» PROBLEM TO SOLVE
Everything in the data should be repeated exactly, save for the images.

» DATASET RECORDS
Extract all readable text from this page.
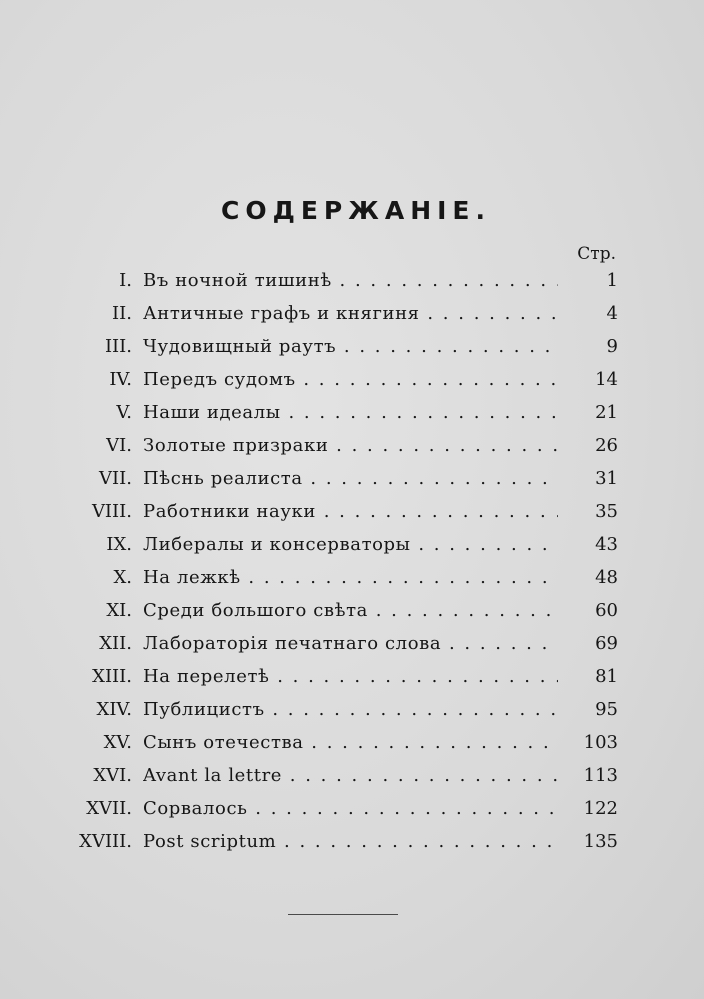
СОДЕРЖАНІЕ.
Стр.
I. Въ ночной тишинѣ . .	1
II. Античные графъ и княгиня . .	4
III. Чудовищный раутъ . .	9
IV. Передъ судомъ . .	14
V. Наши идеалы . .	21
VI. Золотые призраки . .	26
VII. Пѣснь реалиста . .	31
VIII. Работники науки . .	35
IX. Либералы и консерваторы . .	43
X. На лежкѣ . .	48
XI. Среди большого свѣта . .	60
XII. Лабораторія печатнаго слова . .	69
XIII. На перелетѣ . .	81
XIV. Публицистъ . .	95
XV. Сынъ отечества . .	103
XVI. Avant la lettre . .	113
XVII. Сорвалось . .	122
XVIII. Post scriptum . .	135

» WRITTEN ANSWER
Extract all readable text from this page.
СОДЕРЖАНІЕ.
Стр.
I. Въ ночной тишинѣ . .	1
II. Античные графъ и княгиня . .	4
III. Чудовищный раутъ . .	9
IV. Передъ судомъ . .	14
V. Наши идеалы . .	21
VI. Золотые призраки . .	26
VII. Пѣснь реалиста . .	31
VIII. Работники науки . .	35
IX. Либералы и консерваторы . .	43
X. На лежкѣ . .	48
XI. Среди большого свѣта . .	60
XII. Лабораторія печатнаго слова . .	69
XIII. На перелетѣ . .	81
XIV. Публицистъ . .	95
XV. Сынъ отечества . .	103
XVI. Avant la lettre . .	113
XVII. Сорвалось . .	122
XVIII. Post scriptum . .	135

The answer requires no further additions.